━━━━━ EXTRACTED DATA
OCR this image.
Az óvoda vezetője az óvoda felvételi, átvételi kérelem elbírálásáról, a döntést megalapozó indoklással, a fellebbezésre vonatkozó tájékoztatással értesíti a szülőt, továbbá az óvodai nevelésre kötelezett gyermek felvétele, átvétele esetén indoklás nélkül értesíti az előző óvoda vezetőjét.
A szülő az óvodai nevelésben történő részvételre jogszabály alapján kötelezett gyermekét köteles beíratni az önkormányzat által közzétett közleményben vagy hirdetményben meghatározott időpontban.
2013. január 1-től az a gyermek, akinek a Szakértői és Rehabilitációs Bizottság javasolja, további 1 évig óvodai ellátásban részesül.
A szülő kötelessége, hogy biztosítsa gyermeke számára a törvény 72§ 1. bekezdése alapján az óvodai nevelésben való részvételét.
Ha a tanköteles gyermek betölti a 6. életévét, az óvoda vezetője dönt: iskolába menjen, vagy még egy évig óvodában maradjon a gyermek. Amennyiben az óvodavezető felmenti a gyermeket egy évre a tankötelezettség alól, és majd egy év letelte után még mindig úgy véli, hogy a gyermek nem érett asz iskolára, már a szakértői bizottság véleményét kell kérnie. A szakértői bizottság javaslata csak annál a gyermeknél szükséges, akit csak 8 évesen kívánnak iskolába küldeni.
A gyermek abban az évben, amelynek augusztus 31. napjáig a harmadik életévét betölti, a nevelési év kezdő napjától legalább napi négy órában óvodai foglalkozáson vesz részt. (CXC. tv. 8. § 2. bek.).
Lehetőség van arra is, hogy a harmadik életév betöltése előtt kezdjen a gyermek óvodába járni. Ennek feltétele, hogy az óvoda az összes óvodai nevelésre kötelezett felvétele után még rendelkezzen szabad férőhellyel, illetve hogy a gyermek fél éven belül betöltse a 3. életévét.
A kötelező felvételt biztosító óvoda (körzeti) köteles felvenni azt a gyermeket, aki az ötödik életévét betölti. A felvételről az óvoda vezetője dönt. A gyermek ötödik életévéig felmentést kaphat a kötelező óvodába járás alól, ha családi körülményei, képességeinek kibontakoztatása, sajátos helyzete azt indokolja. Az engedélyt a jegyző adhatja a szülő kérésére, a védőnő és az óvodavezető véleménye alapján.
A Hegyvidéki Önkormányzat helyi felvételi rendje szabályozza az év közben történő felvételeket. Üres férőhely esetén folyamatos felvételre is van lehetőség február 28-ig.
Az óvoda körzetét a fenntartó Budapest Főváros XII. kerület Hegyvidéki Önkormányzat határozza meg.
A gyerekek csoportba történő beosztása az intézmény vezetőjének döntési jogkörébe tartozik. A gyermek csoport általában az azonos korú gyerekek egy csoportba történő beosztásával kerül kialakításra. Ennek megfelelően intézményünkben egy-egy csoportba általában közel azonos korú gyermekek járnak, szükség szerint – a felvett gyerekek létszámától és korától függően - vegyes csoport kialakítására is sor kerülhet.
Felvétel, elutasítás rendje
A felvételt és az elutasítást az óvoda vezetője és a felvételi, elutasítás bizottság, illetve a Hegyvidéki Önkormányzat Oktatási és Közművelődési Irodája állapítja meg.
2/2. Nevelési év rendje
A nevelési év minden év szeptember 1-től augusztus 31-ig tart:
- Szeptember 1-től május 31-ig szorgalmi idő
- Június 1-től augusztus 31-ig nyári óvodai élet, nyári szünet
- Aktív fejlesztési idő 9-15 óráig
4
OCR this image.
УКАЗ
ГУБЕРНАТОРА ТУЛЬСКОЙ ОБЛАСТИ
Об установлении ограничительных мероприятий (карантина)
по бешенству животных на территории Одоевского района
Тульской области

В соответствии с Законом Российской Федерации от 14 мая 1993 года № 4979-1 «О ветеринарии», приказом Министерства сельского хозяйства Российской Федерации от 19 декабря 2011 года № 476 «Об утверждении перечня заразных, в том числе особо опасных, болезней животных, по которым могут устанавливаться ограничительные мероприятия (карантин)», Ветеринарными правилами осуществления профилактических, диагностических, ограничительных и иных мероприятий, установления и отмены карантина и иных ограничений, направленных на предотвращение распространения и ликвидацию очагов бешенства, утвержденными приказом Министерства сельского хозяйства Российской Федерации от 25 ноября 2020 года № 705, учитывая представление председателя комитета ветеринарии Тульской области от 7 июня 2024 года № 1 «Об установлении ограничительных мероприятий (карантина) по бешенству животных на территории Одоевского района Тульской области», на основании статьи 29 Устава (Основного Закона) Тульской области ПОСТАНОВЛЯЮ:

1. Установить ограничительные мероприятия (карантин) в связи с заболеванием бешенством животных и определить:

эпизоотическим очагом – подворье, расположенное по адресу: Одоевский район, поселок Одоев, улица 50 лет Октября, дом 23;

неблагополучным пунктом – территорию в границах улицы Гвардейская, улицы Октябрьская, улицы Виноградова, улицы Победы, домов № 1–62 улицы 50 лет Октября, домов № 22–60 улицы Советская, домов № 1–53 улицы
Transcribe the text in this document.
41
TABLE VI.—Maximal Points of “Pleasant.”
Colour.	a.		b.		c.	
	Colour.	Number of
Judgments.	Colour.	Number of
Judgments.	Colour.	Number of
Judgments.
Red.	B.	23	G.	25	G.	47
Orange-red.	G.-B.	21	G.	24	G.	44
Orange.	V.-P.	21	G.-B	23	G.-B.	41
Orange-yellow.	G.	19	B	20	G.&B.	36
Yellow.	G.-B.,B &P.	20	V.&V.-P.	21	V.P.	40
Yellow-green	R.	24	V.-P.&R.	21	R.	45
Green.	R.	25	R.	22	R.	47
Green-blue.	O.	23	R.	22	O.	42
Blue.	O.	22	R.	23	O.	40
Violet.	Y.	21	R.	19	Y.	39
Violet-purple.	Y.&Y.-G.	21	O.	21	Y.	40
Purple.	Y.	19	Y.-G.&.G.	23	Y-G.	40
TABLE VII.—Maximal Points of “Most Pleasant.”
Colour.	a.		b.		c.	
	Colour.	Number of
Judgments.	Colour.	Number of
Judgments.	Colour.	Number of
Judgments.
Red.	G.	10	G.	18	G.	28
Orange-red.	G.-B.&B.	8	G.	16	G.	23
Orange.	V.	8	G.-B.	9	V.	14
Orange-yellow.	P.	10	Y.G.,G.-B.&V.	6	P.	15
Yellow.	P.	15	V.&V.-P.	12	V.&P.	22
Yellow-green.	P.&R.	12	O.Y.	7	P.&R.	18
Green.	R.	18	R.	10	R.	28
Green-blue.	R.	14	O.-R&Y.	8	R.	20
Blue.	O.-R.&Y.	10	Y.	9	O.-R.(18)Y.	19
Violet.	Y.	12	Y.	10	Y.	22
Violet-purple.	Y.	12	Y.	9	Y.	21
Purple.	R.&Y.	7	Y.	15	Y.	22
━━━━━━━━━━
→ **TO BE DONE**
Return the lines beginning at the one that contains "Transcribe the text in this document." and continuing through the last line of the data, exactly as they stand and without any others.

→ **COMPLETE ANSWER**
Transcribe the text in this document.
41
TABLE VI.—Maximal Points of “Pleasant.”
Colour.	a.		b.		c.	
	Colour.	Number of
Judgments.	Colour.	Number of
Judgments.	Colour.	Number of
Judgments.
Red.	B.	23	G.	25	G.	47
Orange-red.	G.-B.	21	G.	24	G.	44
Orange.	V.-P.	21	G.-B	23	G.-B.	41
Orange-yellow.	G.	19	B	20	G.&B.	36
Yellow.	G.-B.,B &P.	20	V.&V.-P.	21	V.P.	40
Yellow-green	R.	24	V.-P.&R.	21	R.	45
Green.	R.	25	R.	22	R.	47
Green-blue.	O.	23	R.	22	O.	42
Blue.	O.	22	R.	23	O.	40
Violet.	Y.	21	R.	19	Y.	39
Violet-purple.	Y.&Y.-G.	21	O.	21	Y.	40
Purple.	Y.	19	Y.-G.&.G.	23	Y-G.	40
TABLE VII.—Maximal Points of “Most Pleasant.”
Colour.	a.		b.		c.	
	Colour.	Number of
Judgments.	Colour.	Number of
Judgments.	Colour.	Number of
Judgments.
Red.	G.	10	G.	18	G.	28
Orange-red.	G.-B.&B.	8	G.	16	G.	23
Orange.	V.	8	G.-B.	9	V.	14
Orange-yellow.	P.	10	Y.G.,G.-B.&V.	6	P.	15
Yellow.	P.	15	V.&V.-P.	12	V.&P.	22
Yellow-green.	P.&R.	12	O.Y.	7	P.&R.	18
Green.	R.	18	R.	10	R.	28
Green-blue.	R.	14	O.-R&Y.	8	R.	20
Blue.	O.-R.&Y.	10	Y.	9	O.-R.(18)Y.	19
Violet.	Y.	12	Y.	10	Y.	22
Violet-purple.	Y.	12	Y.	9	Y.	21
Purple.	R.&Y.	7	Y.	15	Y.	22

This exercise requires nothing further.